### What you are asked to do
In the data, extract each line that holds the string "sermone".

◇ ◇ ◇ ◇

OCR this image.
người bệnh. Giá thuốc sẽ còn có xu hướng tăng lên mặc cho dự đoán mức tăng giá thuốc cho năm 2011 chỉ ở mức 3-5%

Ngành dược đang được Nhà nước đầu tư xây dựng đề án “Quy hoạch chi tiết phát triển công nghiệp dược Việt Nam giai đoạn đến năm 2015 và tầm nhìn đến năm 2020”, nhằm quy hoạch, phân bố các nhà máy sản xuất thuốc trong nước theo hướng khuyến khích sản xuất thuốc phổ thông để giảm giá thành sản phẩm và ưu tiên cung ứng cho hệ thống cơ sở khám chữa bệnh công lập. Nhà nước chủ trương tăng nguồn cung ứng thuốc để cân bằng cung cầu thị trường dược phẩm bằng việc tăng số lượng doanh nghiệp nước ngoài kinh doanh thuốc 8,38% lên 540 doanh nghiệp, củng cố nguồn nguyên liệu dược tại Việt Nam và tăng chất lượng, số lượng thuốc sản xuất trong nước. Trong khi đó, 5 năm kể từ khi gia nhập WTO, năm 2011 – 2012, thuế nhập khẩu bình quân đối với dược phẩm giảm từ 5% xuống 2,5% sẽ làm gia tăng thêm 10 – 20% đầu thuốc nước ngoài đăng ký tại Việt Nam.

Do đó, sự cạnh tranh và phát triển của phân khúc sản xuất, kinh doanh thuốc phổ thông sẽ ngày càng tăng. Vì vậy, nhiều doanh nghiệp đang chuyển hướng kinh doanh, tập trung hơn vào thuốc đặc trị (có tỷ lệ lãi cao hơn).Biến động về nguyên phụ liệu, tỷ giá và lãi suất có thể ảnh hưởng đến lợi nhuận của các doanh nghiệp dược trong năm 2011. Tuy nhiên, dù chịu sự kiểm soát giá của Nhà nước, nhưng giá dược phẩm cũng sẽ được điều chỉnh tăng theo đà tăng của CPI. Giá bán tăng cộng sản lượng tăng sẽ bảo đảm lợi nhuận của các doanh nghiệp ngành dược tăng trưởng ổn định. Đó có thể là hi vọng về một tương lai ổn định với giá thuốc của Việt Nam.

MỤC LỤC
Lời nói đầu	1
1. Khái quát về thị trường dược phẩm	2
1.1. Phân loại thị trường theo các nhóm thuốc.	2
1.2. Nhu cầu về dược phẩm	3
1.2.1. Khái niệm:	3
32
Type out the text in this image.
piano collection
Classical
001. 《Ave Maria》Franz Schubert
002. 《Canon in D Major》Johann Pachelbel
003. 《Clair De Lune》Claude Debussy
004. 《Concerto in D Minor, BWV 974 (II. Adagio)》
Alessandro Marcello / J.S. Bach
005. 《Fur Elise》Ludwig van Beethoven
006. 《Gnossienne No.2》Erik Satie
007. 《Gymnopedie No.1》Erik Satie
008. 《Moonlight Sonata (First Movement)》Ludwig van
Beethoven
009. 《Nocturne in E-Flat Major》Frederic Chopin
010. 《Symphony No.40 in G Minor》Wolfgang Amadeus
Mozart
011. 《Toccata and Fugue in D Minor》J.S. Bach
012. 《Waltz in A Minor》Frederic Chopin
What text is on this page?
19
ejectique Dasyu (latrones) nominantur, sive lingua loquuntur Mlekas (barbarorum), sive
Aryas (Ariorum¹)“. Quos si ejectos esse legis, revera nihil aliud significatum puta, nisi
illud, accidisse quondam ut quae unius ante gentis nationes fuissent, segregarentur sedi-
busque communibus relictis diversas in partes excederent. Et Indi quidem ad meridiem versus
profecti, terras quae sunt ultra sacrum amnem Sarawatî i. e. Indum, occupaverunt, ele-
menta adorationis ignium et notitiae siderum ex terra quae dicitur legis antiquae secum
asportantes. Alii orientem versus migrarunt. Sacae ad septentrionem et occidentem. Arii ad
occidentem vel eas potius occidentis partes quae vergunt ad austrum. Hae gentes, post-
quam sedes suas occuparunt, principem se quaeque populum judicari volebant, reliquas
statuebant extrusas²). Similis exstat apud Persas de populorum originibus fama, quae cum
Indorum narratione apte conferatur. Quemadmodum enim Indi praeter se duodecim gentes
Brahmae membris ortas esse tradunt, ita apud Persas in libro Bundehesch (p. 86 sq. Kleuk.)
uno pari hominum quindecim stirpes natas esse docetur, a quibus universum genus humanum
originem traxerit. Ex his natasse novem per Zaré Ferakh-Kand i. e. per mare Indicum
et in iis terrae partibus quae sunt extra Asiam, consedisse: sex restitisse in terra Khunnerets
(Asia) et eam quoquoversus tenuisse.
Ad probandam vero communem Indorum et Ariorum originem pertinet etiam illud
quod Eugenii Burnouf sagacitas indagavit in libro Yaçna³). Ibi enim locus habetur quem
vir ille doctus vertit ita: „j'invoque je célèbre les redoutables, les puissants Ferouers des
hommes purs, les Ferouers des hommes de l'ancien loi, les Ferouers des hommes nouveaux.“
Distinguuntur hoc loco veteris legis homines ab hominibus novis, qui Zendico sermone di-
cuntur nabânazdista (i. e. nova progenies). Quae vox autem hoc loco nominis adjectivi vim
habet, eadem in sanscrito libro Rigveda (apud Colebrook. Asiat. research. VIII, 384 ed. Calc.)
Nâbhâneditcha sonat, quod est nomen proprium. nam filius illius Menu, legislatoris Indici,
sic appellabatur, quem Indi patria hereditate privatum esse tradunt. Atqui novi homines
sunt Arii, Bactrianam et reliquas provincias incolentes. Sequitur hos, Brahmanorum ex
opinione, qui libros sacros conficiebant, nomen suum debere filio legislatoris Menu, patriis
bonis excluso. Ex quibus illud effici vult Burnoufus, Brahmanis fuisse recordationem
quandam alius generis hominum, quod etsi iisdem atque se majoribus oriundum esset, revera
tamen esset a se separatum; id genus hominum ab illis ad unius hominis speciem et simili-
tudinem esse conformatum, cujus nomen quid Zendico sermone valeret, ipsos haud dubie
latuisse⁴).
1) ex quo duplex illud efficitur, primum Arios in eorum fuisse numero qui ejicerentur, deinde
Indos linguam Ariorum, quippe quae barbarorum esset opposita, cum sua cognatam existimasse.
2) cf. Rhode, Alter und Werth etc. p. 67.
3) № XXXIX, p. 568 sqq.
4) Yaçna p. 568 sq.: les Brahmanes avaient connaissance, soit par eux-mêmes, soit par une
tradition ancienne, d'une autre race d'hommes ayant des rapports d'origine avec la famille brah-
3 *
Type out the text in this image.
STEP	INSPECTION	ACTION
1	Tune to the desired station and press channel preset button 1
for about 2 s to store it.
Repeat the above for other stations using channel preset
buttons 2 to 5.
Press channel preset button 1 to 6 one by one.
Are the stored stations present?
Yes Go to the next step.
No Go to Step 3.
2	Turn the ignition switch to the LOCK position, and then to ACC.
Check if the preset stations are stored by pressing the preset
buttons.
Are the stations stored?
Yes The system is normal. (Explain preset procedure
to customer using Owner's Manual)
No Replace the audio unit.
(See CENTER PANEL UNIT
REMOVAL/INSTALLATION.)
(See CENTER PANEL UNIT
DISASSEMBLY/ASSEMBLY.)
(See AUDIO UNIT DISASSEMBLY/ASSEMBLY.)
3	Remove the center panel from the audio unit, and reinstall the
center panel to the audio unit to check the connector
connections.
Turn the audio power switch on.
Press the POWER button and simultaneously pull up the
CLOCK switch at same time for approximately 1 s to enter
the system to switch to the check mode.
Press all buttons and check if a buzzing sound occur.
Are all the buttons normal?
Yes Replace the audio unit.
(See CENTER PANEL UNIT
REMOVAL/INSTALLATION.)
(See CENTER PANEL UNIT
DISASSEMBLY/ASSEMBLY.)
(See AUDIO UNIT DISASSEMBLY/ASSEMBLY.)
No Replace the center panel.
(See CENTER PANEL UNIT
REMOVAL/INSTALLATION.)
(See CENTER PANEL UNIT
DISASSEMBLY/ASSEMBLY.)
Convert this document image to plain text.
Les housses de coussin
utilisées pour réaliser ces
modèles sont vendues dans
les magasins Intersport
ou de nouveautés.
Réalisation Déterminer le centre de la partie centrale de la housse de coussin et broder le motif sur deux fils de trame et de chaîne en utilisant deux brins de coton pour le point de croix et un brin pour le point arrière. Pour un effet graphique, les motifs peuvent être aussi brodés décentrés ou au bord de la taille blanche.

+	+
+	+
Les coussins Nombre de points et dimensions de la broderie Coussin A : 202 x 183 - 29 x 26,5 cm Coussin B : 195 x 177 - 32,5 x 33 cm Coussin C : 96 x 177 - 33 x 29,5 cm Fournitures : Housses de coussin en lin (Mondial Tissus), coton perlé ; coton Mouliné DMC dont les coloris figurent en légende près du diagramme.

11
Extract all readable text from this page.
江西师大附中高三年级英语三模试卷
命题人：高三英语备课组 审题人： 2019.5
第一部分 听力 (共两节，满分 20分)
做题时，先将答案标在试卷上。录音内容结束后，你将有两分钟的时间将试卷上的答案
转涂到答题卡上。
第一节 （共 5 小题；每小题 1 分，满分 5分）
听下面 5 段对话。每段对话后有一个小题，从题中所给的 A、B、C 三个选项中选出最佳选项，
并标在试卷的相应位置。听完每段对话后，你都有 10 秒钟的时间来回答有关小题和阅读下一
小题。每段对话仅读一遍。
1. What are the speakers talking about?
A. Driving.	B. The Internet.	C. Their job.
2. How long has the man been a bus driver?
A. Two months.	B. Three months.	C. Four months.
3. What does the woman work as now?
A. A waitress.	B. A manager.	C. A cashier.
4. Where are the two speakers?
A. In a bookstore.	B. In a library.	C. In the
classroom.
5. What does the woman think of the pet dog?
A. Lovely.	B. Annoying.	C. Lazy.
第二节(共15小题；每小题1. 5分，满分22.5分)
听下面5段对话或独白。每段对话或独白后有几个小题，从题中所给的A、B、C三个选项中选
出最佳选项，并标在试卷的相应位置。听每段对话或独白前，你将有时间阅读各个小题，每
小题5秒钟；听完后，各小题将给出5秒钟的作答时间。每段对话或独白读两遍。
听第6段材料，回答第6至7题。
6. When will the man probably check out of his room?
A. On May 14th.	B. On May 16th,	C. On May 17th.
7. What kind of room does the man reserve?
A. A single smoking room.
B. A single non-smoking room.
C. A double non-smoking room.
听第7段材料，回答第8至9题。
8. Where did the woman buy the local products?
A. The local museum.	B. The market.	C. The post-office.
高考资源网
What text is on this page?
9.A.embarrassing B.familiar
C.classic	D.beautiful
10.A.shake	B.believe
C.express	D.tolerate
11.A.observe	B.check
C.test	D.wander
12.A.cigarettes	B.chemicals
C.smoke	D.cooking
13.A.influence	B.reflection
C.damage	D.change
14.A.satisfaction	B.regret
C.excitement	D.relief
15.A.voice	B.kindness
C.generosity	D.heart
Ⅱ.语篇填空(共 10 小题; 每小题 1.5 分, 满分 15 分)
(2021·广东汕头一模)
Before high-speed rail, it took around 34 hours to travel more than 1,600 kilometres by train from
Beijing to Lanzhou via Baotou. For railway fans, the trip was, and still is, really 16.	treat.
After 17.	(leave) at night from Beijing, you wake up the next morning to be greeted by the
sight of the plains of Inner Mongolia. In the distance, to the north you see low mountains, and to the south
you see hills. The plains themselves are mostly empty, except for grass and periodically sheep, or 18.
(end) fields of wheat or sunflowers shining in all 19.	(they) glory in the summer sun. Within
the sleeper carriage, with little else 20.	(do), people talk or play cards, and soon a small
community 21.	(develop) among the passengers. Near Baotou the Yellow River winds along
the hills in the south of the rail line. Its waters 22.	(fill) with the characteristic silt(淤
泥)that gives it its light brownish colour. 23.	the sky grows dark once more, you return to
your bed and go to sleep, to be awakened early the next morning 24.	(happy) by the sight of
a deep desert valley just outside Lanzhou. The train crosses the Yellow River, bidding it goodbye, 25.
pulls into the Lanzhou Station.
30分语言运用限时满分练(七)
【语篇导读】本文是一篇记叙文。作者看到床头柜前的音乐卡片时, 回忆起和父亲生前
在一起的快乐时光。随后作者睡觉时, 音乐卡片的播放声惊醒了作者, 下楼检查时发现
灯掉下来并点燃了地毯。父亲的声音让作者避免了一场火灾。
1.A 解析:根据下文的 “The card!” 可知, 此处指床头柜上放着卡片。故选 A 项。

◇ ◇ ◇ ◇

### Response to the exercise
Distinguuntur hoc loco veteris legis homines ab hominibus novis, qui Zendico sermone di-
tudinem esse conformatum, cujus nomen quid Zendico sermone valeret, ipsos haud dubie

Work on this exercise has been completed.